**Provided data:**
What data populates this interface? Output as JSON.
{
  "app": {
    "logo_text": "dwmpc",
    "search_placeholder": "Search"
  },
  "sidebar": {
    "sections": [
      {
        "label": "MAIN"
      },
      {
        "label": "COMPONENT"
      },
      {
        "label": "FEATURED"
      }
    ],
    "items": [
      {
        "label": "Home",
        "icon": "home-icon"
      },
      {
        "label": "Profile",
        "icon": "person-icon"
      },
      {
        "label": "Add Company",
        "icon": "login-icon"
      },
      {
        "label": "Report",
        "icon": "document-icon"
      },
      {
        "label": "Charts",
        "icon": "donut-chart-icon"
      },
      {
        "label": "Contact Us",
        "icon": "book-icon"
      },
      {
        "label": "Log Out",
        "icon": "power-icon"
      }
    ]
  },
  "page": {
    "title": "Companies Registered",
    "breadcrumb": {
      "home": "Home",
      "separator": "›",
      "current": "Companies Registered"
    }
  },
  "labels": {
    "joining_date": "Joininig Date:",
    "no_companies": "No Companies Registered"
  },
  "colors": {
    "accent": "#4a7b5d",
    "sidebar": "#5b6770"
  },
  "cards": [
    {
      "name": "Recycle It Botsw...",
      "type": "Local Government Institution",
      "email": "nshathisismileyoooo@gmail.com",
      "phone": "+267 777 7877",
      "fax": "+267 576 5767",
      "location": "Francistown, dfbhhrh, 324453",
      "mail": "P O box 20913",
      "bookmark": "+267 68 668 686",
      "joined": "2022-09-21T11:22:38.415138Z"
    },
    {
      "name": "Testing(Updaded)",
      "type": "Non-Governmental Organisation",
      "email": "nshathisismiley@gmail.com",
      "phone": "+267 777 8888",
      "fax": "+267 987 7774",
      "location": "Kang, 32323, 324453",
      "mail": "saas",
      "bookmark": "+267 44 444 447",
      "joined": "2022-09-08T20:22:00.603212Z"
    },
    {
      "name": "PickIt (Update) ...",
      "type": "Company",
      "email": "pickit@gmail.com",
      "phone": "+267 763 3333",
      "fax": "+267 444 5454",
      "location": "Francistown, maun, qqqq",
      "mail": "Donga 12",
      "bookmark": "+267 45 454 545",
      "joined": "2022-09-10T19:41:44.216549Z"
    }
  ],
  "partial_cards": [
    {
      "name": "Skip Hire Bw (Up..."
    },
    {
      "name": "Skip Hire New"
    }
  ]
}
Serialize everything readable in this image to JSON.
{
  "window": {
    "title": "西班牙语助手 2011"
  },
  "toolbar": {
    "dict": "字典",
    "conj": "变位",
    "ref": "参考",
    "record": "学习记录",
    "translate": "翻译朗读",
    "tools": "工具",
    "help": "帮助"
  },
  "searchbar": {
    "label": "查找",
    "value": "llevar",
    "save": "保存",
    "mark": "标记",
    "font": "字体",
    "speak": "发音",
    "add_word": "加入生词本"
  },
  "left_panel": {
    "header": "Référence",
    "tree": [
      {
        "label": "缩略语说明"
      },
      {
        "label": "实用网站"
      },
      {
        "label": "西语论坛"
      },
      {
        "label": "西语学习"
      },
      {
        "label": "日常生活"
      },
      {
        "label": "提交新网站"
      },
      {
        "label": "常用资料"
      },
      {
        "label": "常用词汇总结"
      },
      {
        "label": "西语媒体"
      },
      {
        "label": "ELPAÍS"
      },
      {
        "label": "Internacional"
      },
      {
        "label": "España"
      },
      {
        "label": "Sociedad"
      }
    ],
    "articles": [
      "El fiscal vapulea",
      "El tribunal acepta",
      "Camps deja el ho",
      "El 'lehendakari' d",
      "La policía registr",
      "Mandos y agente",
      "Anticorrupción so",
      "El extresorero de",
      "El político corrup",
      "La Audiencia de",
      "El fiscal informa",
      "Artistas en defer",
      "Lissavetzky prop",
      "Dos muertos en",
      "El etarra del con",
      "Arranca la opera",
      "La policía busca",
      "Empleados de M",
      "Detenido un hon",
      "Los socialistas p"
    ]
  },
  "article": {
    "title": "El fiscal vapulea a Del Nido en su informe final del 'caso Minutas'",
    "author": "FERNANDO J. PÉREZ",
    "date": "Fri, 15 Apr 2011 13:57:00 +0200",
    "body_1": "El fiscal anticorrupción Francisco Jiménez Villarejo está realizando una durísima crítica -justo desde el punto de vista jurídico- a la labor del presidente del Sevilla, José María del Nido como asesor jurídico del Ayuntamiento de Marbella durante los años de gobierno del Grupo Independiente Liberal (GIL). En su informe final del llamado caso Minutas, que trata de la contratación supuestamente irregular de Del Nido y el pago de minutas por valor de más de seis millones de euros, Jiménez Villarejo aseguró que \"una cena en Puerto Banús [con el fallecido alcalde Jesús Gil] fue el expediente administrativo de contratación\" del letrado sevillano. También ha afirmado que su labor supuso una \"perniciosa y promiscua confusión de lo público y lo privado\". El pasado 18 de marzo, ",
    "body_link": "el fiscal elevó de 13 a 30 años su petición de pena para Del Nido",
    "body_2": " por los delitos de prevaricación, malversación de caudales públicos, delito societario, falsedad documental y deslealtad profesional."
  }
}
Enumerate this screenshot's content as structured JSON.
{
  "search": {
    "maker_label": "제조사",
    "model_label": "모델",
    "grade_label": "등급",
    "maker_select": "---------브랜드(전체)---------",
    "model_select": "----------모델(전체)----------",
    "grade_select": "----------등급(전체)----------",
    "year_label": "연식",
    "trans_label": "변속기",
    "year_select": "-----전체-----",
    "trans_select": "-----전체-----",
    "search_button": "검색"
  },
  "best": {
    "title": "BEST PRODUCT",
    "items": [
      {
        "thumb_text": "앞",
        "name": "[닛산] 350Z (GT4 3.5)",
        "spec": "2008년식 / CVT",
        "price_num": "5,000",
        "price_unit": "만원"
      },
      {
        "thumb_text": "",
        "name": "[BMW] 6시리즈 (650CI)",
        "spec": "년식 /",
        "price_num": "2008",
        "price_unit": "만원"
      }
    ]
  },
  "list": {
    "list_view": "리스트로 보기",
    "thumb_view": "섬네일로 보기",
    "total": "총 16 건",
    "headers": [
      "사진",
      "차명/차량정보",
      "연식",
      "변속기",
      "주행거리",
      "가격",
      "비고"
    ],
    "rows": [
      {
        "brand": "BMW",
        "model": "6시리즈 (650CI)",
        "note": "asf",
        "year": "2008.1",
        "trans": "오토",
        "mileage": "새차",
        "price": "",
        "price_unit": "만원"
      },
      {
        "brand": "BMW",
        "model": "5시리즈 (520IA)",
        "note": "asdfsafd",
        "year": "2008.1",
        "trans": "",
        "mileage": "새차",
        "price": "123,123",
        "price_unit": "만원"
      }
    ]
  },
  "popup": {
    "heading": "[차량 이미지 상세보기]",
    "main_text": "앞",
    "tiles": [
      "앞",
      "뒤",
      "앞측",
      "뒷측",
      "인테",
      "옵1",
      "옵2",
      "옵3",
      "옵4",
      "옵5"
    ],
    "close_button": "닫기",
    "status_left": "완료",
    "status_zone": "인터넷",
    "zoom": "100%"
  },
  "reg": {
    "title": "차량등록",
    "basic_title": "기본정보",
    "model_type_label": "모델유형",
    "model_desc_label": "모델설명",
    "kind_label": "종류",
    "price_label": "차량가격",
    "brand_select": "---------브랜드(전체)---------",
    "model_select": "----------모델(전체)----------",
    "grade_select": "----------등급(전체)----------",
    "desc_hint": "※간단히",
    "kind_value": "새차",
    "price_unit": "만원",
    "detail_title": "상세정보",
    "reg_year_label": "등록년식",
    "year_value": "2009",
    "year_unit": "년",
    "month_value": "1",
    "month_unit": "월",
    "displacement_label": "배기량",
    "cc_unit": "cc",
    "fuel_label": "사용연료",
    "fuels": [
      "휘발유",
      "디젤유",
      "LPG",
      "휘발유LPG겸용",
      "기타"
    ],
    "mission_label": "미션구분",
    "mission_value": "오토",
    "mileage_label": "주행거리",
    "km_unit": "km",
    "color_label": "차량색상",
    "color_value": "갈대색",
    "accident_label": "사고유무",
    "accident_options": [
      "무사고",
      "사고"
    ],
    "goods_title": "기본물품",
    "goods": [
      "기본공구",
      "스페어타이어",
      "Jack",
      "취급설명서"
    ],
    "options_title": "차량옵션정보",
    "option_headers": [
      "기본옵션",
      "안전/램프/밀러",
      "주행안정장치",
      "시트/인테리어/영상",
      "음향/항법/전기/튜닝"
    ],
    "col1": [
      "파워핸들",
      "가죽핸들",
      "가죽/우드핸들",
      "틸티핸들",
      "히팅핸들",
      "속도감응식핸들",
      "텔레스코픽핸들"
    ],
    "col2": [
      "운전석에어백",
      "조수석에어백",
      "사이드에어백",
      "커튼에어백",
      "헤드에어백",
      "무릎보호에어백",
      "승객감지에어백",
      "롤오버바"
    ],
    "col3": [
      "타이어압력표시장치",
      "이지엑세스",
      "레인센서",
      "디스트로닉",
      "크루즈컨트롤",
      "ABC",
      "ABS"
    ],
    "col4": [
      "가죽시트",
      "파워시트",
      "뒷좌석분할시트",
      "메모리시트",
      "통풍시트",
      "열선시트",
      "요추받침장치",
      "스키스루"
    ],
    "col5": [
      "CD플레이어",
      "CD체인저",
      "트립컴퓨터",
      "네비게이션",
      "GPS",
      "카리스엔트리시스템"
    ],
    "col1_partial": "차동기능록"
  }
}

**Task goal:** Check all the records above and select each line where the string "vapulea" is found.

**Response for this exercise:**
      "El fiscal vapulea",
    "title": "El fiscal vapulea a Del Nido en su informe final del 'caso Minutas'",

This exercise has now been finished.